(Stored entries)
>>>

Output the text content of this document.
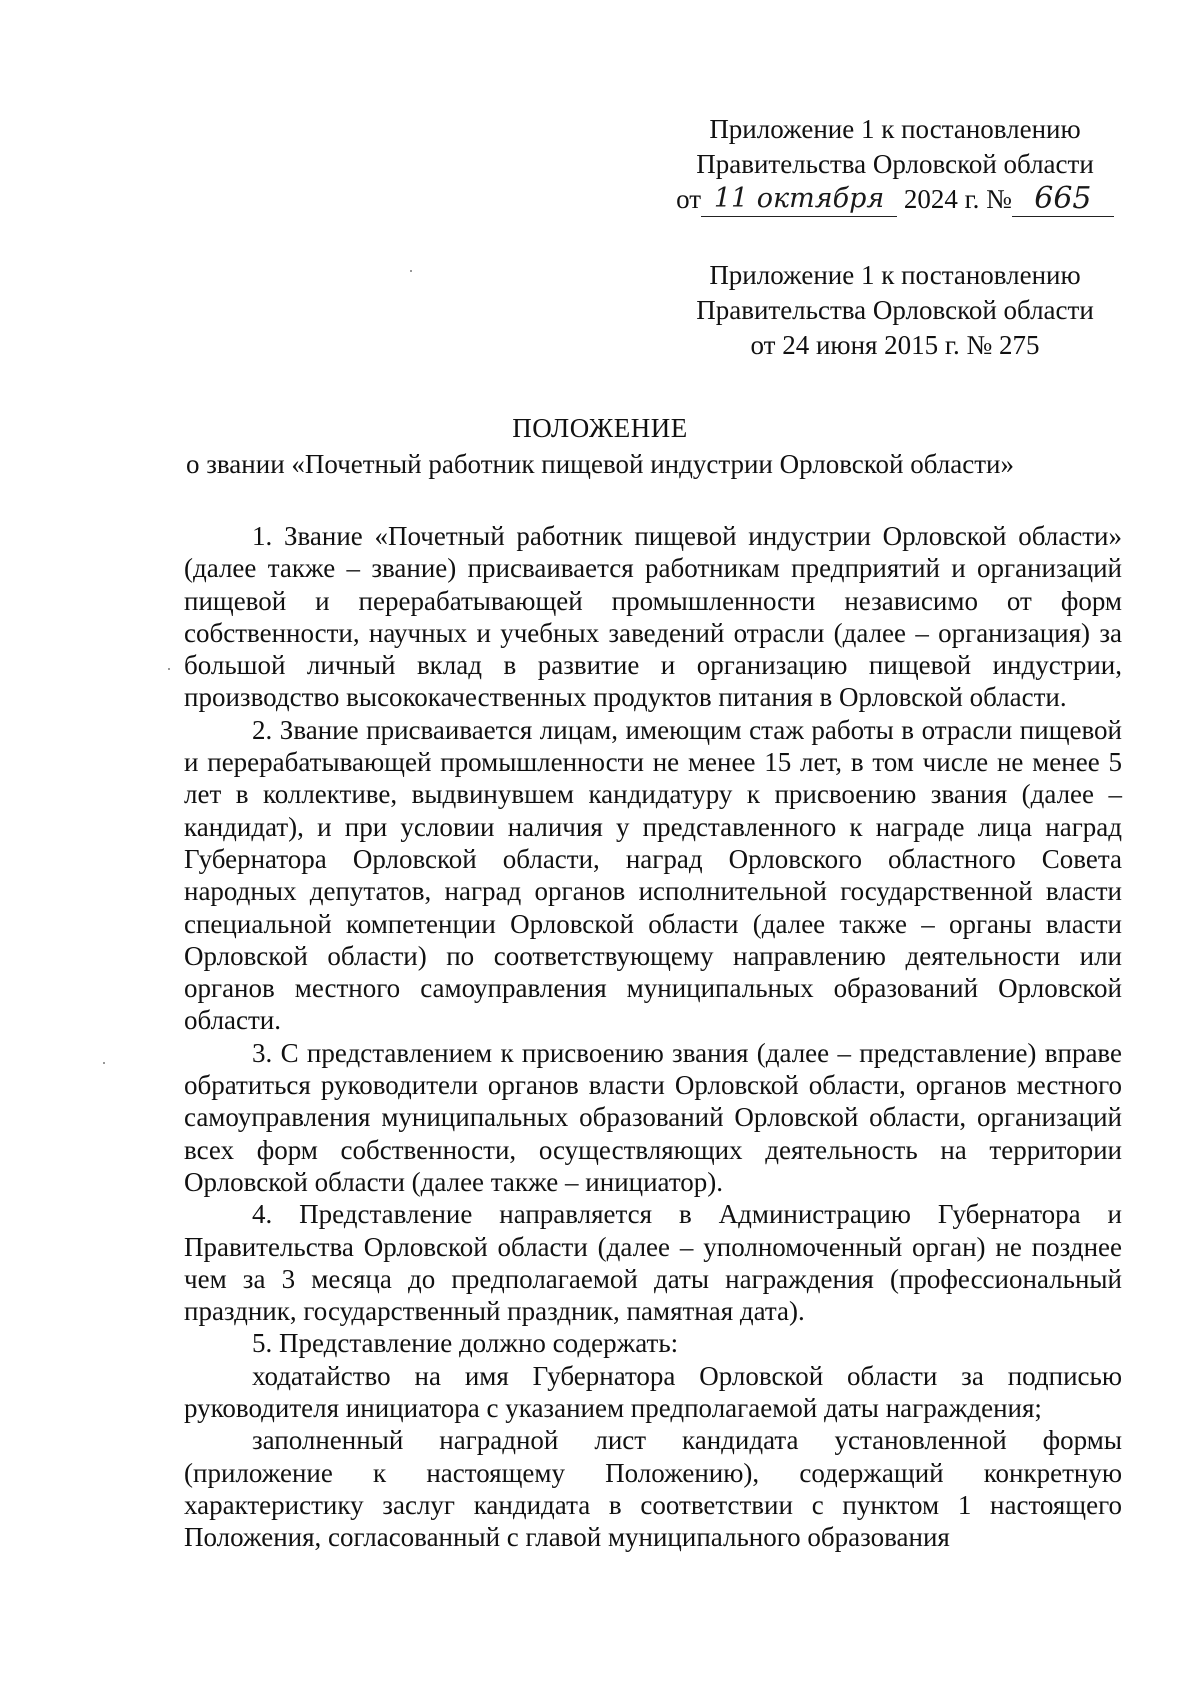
Приложение 1 к постановлению
Правительства Орловской области
от 11 октября 2024 г. № 665
Приложение 1 к постановлению
Правительства Орловской области
от 24 июня 2015 г. № 275
ПОЛОЖЕНИЕ
о звании «Почетный работник пищевой индустрии Орловской области»

1. Звание «Почетный работник пищевой индустрии Орловской области» (далее также – звание) присваивается работникам предприятий и организаций пищевой и перерабатывающей промышленности независимо от форм собственности, научных и учебных заведений отрасли (далее – организация) за большой личный вклад в развитие и организацию пищевой индустрии, производство высококачественных продуктов питания в Орловской области.

2. Звание присваивается лицам, имеющим стаж работы в отрасли пищевой и перерабатывающей промышленности не менее 15 лет, в том числе не менее 5 лет в коллективе, выдвинувшем кандидатуру к присвоению звания (далее – кандидат), и при условии наличия у представленного к награде лица наград Губернатора Орловской области, наград Орловского областного Совета народных депутатов, наград органов исполнительной государственной власти специальной компетенции Орловской области (далее также – органы власти Орловской области) по соответствующему направлению деятельности или органов местного самоуправления муниципальных образований Орловской области.

3. С представлением к присвоению звания (далее – представление) вправе обратиться руководители органов власти Орловской области, органов местного самоуправления муниципальных образований Орловской области, организаций всех форм собственности, осуществляющих деятельность на территории Орловской области (далее также – инициатор).

4. Представление направляется в Администрацию Губернатора и Правительства Орловской области (далее – уполномоченный орган) не позднее чем за 3 месяца до предполагаемой даты награждения (профессиональный праздник, государственный праздник, памятная дата).

5. Представление должно содержать:

ходатайство на имя Губернатора Орловской области за подписью руководителя инициатора с указанием предполагаемой даты награждения;

заполненный наградной лист кандидата установленной формы (приложение к настоящему Положению), содержащий конкретную характеристику заслуг кандидата в соответствии с пунктом 1 настоящего Положения, согласованный с главой муниципального образования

<<<

Say how many lines contain "предполагаемой", and give nothing but that number.

* Result
2